§ Written instruction: Exactly reproduce all the records, keeping pictures out of the copy.
-------- Dataset rows --------
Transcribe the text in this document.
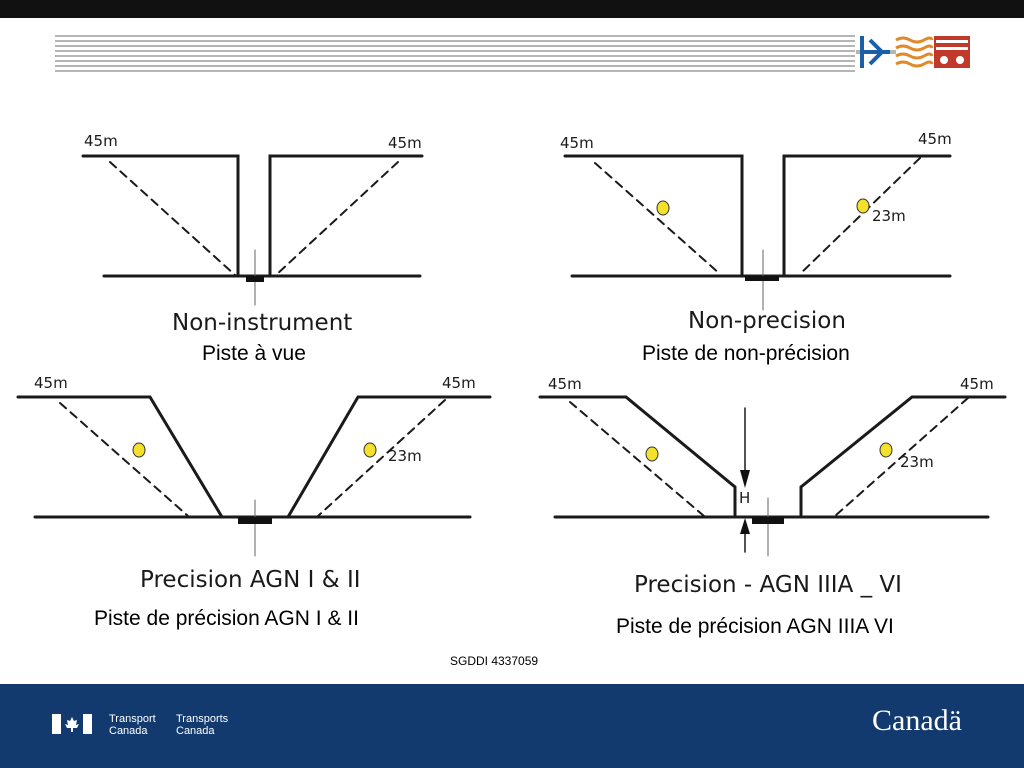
45m	45m
Non-instrument
45m	45m
23m
Non-precision
45m	45m
23m
Precision AGN I & II
45m	45m
23m
H
Precision - AGN IIIA _ VI
Piste à vue	Piste de non-précision
Piste de précision AGN I & II	Piste de précision AGN IIIA VI
SGDDI 4337059
Transport
Canada
Transports
Canada	Canadä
--------
§ Expected answer:
Transcribe the text in this document.
45m	45m
Non-instrument
45m	45m
23m
Non-precision
45m	45m
23m
Precision AGN I & II
45m	45m
23m
H
Precision - AGN IIIA _ VI
Piste à vue	Piste de non-précision
Piste de précision AGN I & II	Piste de précision AGN IIIA VI
SGDDI 4337059
Transport
Canada
Transports
Canada	Canadä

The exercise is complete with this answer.